— Start Exercise input —

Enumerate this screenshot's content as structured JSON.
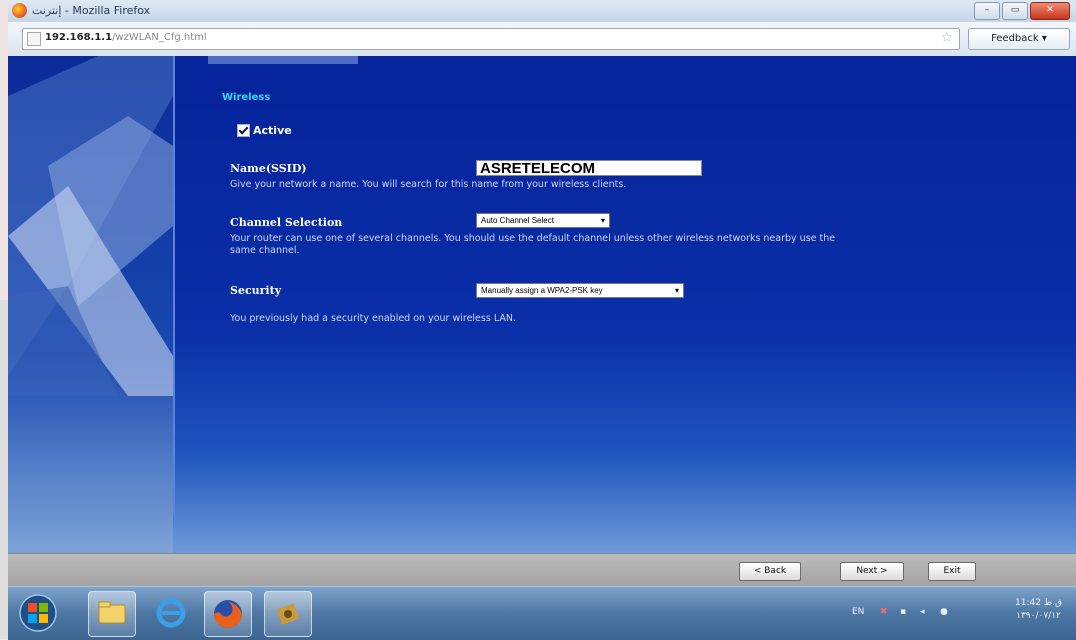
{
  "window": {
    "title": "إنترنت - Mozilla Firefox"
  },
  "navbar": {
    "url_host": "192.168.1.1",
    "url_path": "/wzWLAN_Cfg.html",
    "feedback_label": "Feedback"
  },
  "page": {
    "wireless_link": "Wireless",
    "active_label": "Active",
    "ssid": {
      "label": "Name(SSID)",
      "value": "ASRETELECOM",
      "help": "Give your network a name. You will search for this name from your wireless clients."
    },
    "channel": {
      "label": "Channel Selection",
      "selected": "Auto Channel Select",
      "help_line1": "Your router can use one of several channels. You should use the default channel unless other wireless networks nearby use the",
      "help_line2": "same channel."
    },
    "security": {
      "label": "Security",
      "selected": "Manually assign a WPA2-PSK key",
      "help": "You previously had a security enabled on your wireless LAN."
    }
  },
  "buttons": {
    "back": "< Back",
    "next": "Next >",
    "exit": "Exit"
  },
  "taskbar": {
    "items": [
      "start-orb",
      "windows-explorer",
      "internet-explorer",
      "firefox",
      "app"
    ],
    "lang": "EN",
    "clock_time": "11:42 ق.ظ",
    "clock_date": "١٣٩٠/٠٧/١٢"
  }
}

— End Exercise input —

### Aim
The data above should be repeated exactly, minus any pictures.

### Written solution
Enumerate this screenshot's content as structured JSON.
{
  "window": {
    "title": "إنترنت - Mozilla Firefox"
  },
  "navbar": {
    "url_host": "192.168.1.1",
    "url_path": "/wzWLAN_Cfg.html",
    "feedback_label": "Feedback"
  },
  "page": {
    "wireless_link": "Wireless",
    "active_label": "Active",
    "ssid": {
      "label": "Name(SSID)",
      "value": "ASRETELECOM",
      "help": "Give your network a name. You will search for this name from your wireless clients."
    },
    "channel": {
      "label": "Channel Selection",
      "selected": "Auto Channel Select",
      "help_line1": "Your router can use one of several channels. You should use the default channel unless other wireless networks nearby use the",
      "help_line2": "same channel."
    },
    "security": {
      "label": "Security",
      "selected": "Manually assign a WPA2-PSK key",
      "help": "You previously had a security enabled on your wireless LAN."
    }
  },
  "buttons": {
    "back": "< Back",
    "next": "Next >",
    "exit": "Exit"
  },
  "taskbar": {
    "items": [
      "start-orb",
      "windows-explorer",
      "internet-explorer",
      "firefox",
      "app"
    ],
    "lang": "EN",
    "clock_time": "11:42 ق.ظ",
    "clock_date": "١٣٩٠/٠٧/١٢"
  }
}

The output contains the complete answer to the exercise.